Report all lines from the entries below in which "JSON" appears.

### ENTRIES SHOWN
::::

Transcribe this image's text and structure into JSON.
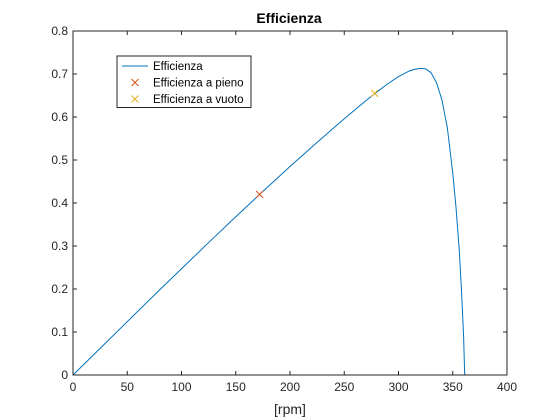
{
  "chart_data": {
    "type": "line",
    "title": "Efficienza",
    "xlabel": "[rpm]",
    "ylabel": "",
    "xlim": [
      0,
      400
    ],
    "ylim": [
      0,
      0.8
    ],
    "xticks": [
      0,
      50,
      100,
      150,
      200,
      250,
      300,
      350,
      400
    ],
    "yticks": [
      0,
      0.1,
      0.2,
      0.3,
      0.4,
      0.5,
      0.6,
      0.7,
      0.8
    ],
    "grid": false,
    "legend_position": "top-left",
    "series": [
      {
        "name": "Efficienza",
        "kind": "line",
        "color": "#0072BD",
        "x": [
          0,
          25,
          50,
          75,
          100,
          125,
          150,
          175,
          200,
          225,
          250,
          270,
          280,
          290,
          300,
          310,
          315,
          320,
          325,
          330,
          335,
          340,
          345,
          350,
          353,
          356,
          358,
          360,
          361
        ],
        "y": [
          0,
          0.062,
          0.124,
          0.186,
          0.247,
          0.308,
          0.368,
          0.427,
          0.485,
          0.541,
          0.596,
          0.638,
          0.658,
          0.677,
          0.694,
          0.707,
          0.711,
          0.713,
          0.712,
          0.703,
          0.68,
          0.64,
          0.575,
          0.47,
          0.39,
          0.29,
          0.2,
          0.09,
          0.0
        ]
      },
      {
        "name": "Efficienza a pieno",
        "kind": "marker",
        "marker": "x",
        "color": "#D95319",
        "x": [
          172
        ],
        "y": [
          0.42
        ]
      },
      {
        "name": "Efficienza a vuoto",
        "kind": "marker",
        "marker": "x",
        "color": "#EDB120",
        "x": [
          278
        ],
        "y": [
          0.655
        ]
      }
    ]
  }
}
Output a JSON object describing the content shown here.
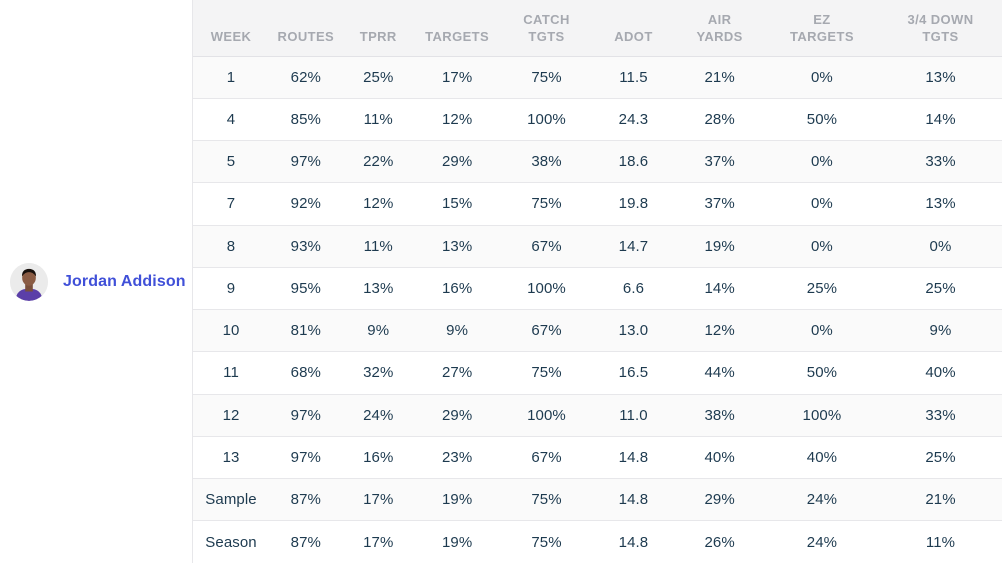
{
  "player": {
    "name": "Jordan Addison",
    "avatar": "player-headshot"
  },
  "table": {
    "columns": [
      "WEEK",
      "ROUTES",
      "TPRR",
      "TARGETS",
      "CATCH\nTGTS",
      "ADOT",
      "AIR\nYARDS",
      "EZ\nTARGETS",
      "3/4 DOWN\nTGTS"
    ],
    "rows": [
      [
        "1",
        "62%",
        "25%",
        "17%",
        "75%",
        "11.5",
        "21%",
        "0%",
        "13%"
      ],
      [
        "4",
        "85%",
        "11%",
        "12%",
        "100%",
        "24.3",
        "28%",
        "50%",
        "14%"
      ],
      [
        "5",
        "97%",
        "22%",
        "29%",
        "38%",
        "18.6",
        "37%",
        "0%",
        "33%"
      ],
      [
        "7",
        "92%",
        "12%",
        "15%",
        "75%",
        "19.8",
        "37%",
        "0%",
        "13%"
      ],
      [
        "8",
        "93%",
        "11%",
        "13%",
        "67%",
        "14.7",
        "19%",
        "0%",
        "0%"
      ],
      [
        "9",
        "95%",
        "13%",
        "16%",
        "100%",
        "6.6",
        "14%",
        "25%",
        "25%"
      ],
      [
        "10",
        "81%",
        "9%",
        "9%",
        "67%",
        "13.0",
        "12%",
        "0%",
        "9%"
      ],
      [
        "11",
        "68%",
        "32%",
        "27%",
        "75%",
        "16.5",
        "44%",
        "50%",
        "40%"
      ],
      [
        "12",
        "97%",
        "24%",
        "29%",
        "100%",
        "11.0",
        "38%",
        "100%",
        "33%"
      ],
      [
        "13",
        "97%",
        "16%",
        "23%",
        "67%",
        "14.8",
        "40%",
        "40%",
        "25%"
      ],
      [
        "Sample",
        "87%",
        "17%",
        "19%",
        "75%",
        "14.8",
        "29%",
        "24%",
        "21%"
      ],
      [
        "Season",
        "87%",
        "17%",
        "19%",
        "75%",
        "14.8",
        "26%",
        "24%",
        "11%"
      ]
    ]
  },
  "colors": {
    "accent_link": "#4050d8",
    "header_text": "#a6a9b0",
    "cell_text": "#1d3a4f",
    "header_bg": "#f4f4f5",
    "row_stripe": "#fafafa",
    "border": "#e7e7ea",
    "avatar_bg": "#ebebeb",
    "jersey_purple": "#5b3fa8"
  }
}
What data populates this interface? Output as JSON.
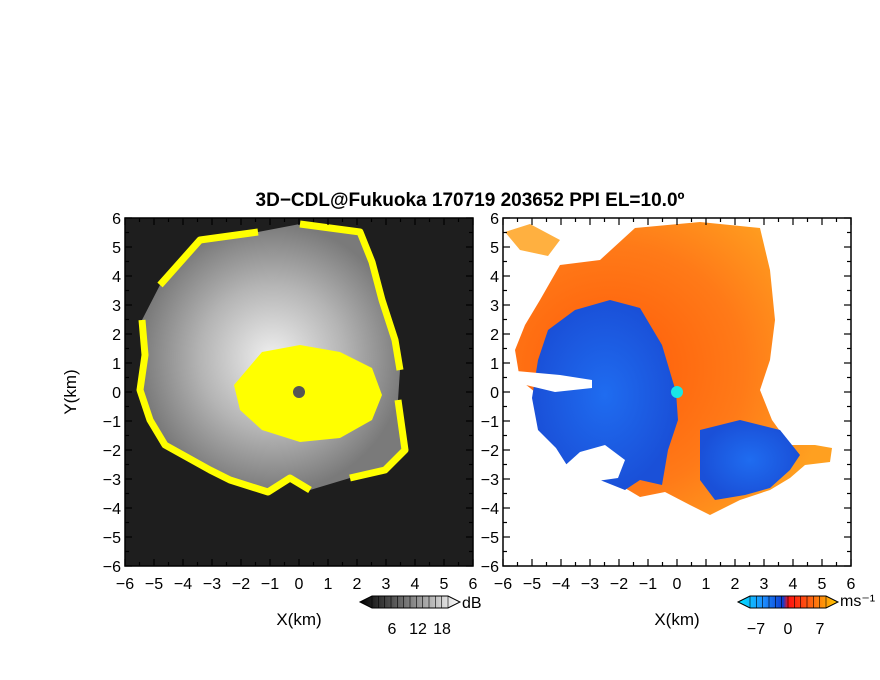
{
  "title": "3D−CDL@Fukuoka 170719 203652 PPI EL=10.0º",
  "colors": {
    "reflectivity_high": "#ffff00",
    "background_dark": "#1e1e1e",
    "velocity_neg": "#1f6cf0",
    "velocity_pos": "#ff6a10",
    "radar_center_left": "#555555",
    "radar_center_right": "#19e6e6"
  },
  "chart_data": [
    {
      "panel": "left",
      "type": "heatmap",
      "field": "reflectivity",
      "xlabel": "X(km)",
      "ylabel": "Y(km)",
      "xlim": [
        -6,
        6
      ],
      "ylim": [
        -6,
        6
      ],
      "xticks": [
        "−6",
        "−5",
        "−4",
        "−3",
        "−2",
        "−1",
        "0",
        "1",
        "2",
        "3",
        "4",
        "5",
        "6"
      ],
      "yticks": [
        "6",
        "5",
        "4",
        "3",
        "2",
        "1",
        "0",
        "−1",
        "−2",
        "−3",
        "−4",
        "−5",
        "−6"
      ],
      "colorbar": {
        "unit": "dB",
        "ticks": [
          "6",
          "12",
          "18"
        ]
      }
    },
    {
      "panel": "right",
      "type": "heatmap",
      "field": "doppler velocity",
      "xlabel": "X(km)",
      "xlim": [
        -6,
        6
      ],
      "ylim": [
        -6,
        6
      ],
      "xticks": [
        "−6",
        "−5",
        "−4",
        "−3",
        "−2",
        "−1",
        "0",
        "1",
        "2",
        "3",
        "4",
        "5",
        "6"
      ],
      "yticks": [
        "6",
        "5",
        "4",
        "3",
        "2",
        "1",
        "0",
        "−1",
        "−2",
        "−3",
        "−4",
        "−5",
        "−6"
      ],
      "colorbar": {
        "unit": "ms⁻¹",
        "ticks": [
          "−7",
          "0",
          "7"
        ]
      }
    }
  ]
}
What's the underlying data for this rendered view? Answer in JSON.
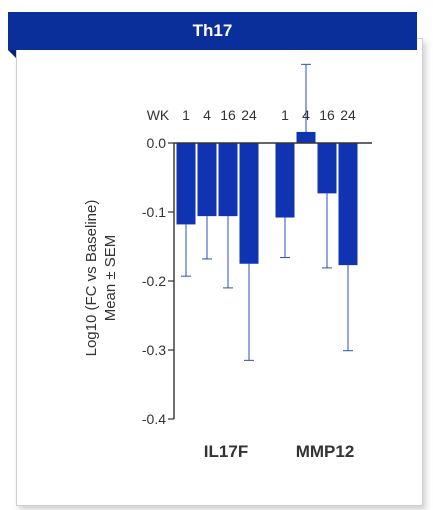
{
  "panel": {
    "title": "Th17"
  },
  "colors": {
    "banner": "#0b2f9a",
    "bar": "#1033b2",
    "error": "#2a4fc0",
    "axis": "#333333"
  },
  "chart_data": {
    "type": "bar",
    "title": "Th17",
    "ylabel_line1": "Log10 (FC vs Baseline)",
    "ylabel_line2": "Mean ± SEM",
    "week_label": "WK",
    "weeks": [
      "1",
      "4",
      "16",
      "24"
    ],
    "ylim": [
      -0.4,
      0.0
    ],
    "yticks": [
      0.0,
      -0.1,
      -0.2,
      -0.3,
      -0.4
    ],
    "ytick_labels": [
      "0.0",
      "-0.1",
      "-0.2",
      "-0.3",
      "-0.4"
    ],
    "grid": false,
    "groups": [
      {
        "name": "IL17F",
        "values": [
          -0.118,
          -0.106,
          -0.106,
          -0.175
        ],
        "errors": [
          0.075,
          0.062,
          0.104,
          0.14
        ]
      },
      {
        "name": "MMP12",
        "values": [
          -0.108,
          0.016,
          -0.073,
          -0.177
        ],
        "errors": [
          0.058,
          0.098,
          0.108,
          0.124
        ]
      }
    ]
  }
}
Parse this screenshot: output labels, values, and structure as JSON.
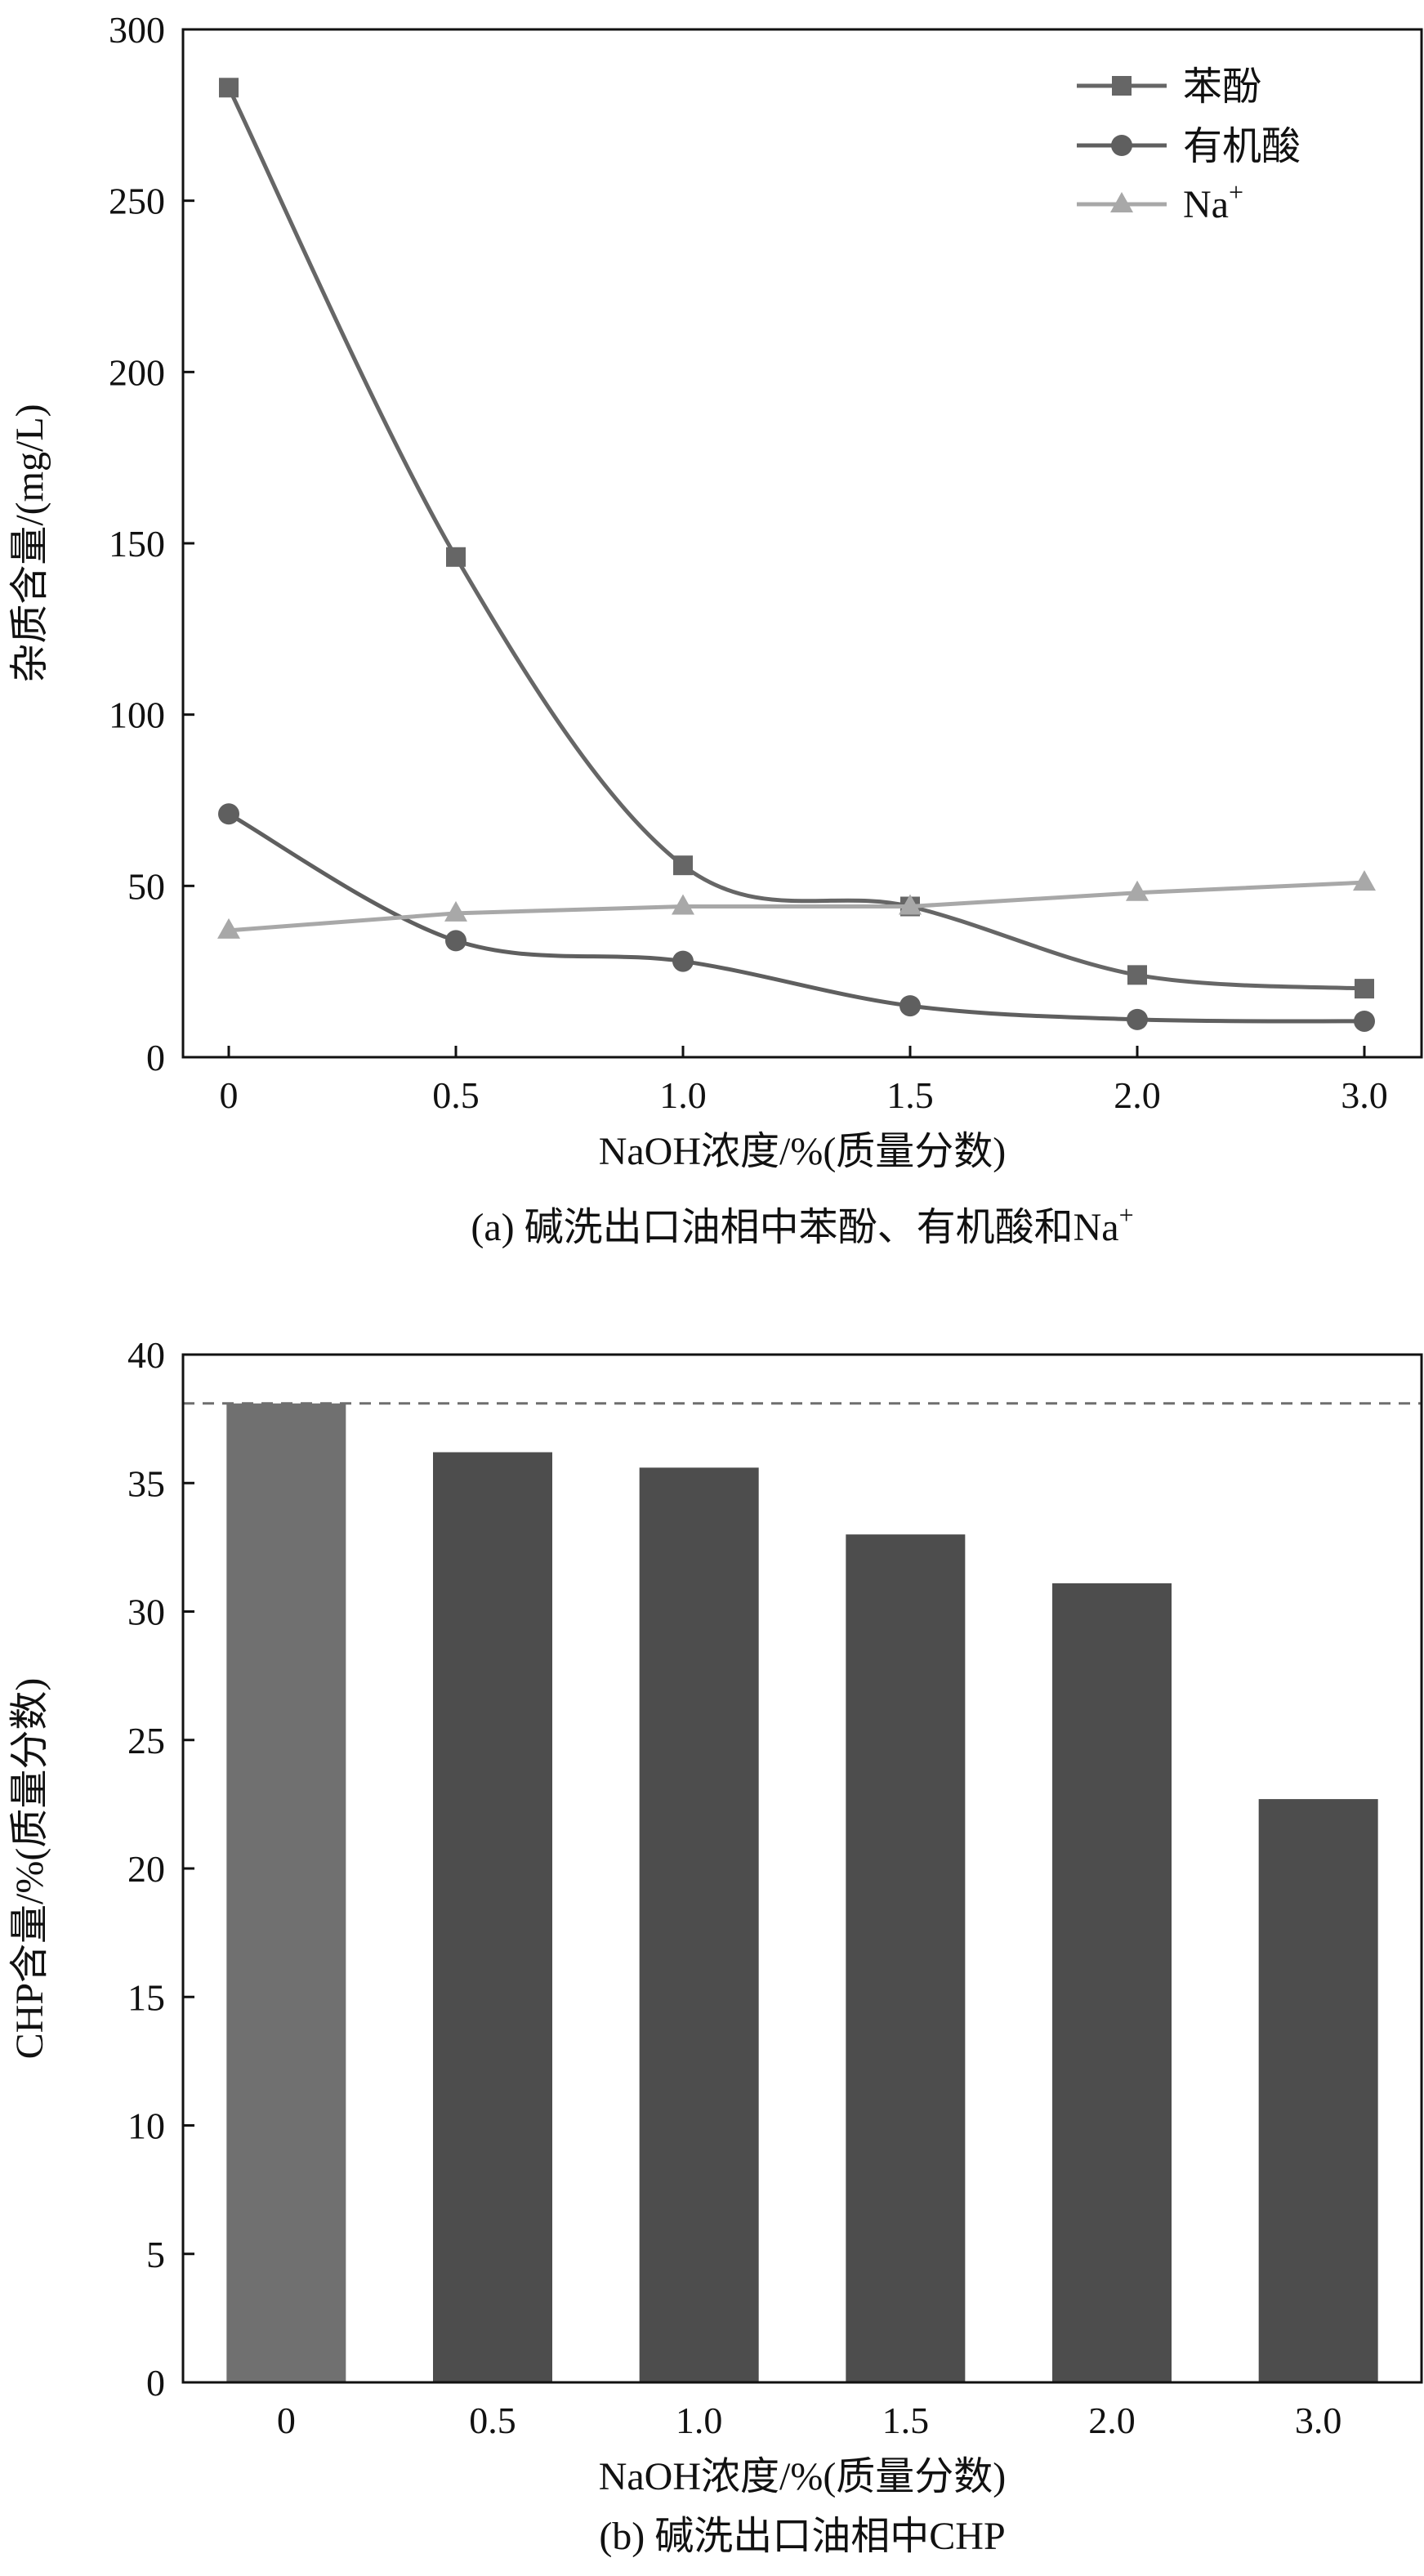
{
  "colors": {
    "phenol": "#666666",
    "acid": "#5f5f5f",
    "na": "#a8a8a8",
    "bar": "#4d4d4d",
    "bar_first": "#707070",
    "ref_line": "#6e6e6e",
    "axis": "#111111"
  },
  "chart_data": [
    {
      "type": "line",
      "categories": [
        "0",
        "0.5",
        "1.0",
        "1.5",
        "2.0",
        "3.0"
      ],
      "series": [
        {
          "name": "苯酚",
          "marker": "square",
          "values": [
            283,
            146,
            56,
            44,
            24,
            20
          ]
        },
        {
          "name": "有机酸",
          "marker": "circle",
          "values": [
            71,
            34,
            28,
            15,
            11,
            10.5
          ]
        },
        {
          "name": "Na+",
          "legend_base": "Na",
          "legend_sup": "+",
          "marker": "triangle",
          "values": [
            37,
            42,
            44,
            44,
            48,
            51
          ]
        }
      ],
      "ylim": [
        0,
        300
      ],
      "yticks": [
        "0",
        "50",
        "100",
        "150",
        "200",
        "250",
        "300"
      ],
      "ylabel": "杂质含量/(mg/L)",
      "xlabel": "NaOH浓度/%(质量分数)",
      "caption_base": "(a) 碱洗出口油相中苯酚、有机酸和Na",
      "caption_sup": "+",
      "legend_position": "top-right"
    },
    {
      "type": "bar",
      "categories": [
        "0",
        "0.5",
        "1.0",
        "1.5",
        "2.0",
        "3.0"
      ],
      "values": [
        38.1,
        36.2,
        35.6,
        33.0,
        31.1,
        22.7
      ],
      "reference_line": 38.1,
      "ylim": [
        0,
        40
      ],
      "yticks": [
        "0",
        "5",
        "10",
        "15",
        "20",
        "25",
        "30",
        "35",
        "40"
      ],
      "ylabel": "CHP含量/%(质量分数)",
      "xlabel": "NaOH浓度/%(质量分数)",
      "caption": "(b) 碱洗出口油相中CHP"
    }
  ]
}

::::

### SOLUTION TO THE EXERCISE
Transcribe this image's text and structure into JSON.
Output a JSON object describing the content shown here.
What data populates this interface? Output as JSON.
What's the underlying data for this rendered view? Answer in JSON.
Parse this screenshot: output labels, values, and structure as JSON.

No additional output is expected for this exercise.